Stored records:
____
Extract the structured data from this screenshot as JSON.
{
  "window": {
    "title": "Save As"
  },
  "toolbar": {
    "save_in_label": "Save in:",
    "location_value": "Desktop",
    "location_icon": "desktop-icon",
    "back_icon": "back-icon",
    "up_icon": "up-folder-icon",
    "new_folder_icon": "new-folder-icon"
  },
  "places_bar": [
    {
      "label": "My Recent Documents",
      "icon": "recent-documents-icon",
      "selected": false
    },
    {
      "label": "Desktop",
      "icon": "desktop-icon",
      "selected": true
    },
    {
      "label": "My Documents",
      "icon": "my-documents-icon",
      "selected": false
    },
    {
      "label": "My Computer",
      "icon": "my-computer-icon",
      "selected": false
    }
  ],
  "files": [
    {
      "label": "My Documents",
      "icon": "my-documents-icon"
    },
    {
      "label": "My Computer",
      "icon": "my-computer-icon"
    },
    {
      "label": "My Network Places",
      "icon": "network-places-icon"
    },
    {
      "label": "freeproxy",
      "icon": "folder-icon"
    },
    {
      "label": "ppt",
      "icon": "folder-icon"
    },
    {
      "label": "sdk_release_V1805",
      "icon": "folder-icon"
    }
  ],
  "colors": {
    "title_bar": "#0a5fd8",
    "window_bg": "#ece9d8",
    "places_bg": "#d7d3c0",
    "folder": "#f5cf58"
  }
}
____
PROBLEM: Extract all of the data shown above without alteration.

PROBLEM SOLUTION:
Extract the structured data from this screenshot as JSON.
{
  "window": {
    "title": "Save As"
  },
  "toolbar": {
    "save_in_label": "Save in:",
    "location_value": "Desktop",
    "location_icon": "desktop-icon",
    "back_icon": "back-icon",
    "up_icon": "up-folder-icon",
    "new_folder_icon": "new-folder-icon"
  },
  "places_bar": [
    {
      "label": "My Recent Documents",
      "icon": "recent-documents-icon",
      "selected": false
    },
    {
      "label": "Desktop",
      "icon": "desktop-icon",
      "selected": true
    },
    {
      "label": "My Documents",
      "icon": "my-documents-icon",
      "selected": false
    },
    {
      "label": "My Computer",
      "icon": "my-computer-icon",
      "selected": false
    }
  ],
  "files": [
    {
      "label": "My Documents",
      "icon": "my-documents-icon"
    },
    {
      "label": "My Computer",
      "icon": "my-computer-icon"
    },
    {
      "label": "My Network Places",
      "icon": "network-places-icon"
    },
    {
      "label": "freeproxy",
      "icon": "folder-icon"
    },
    {
      "label": "ppt",
      "icon": "folder-icon"
    },
    {
      "label": "sdk_release_V1805",
      "icon": "folder-icon"
    }
  ],
  "colors": {
    "title_bar": "#0a5fd8",
    "window_bg": "#ece9d8",
    "places_bg": "#d7d3c0",
    "folder": "#f5cf58"
  }
}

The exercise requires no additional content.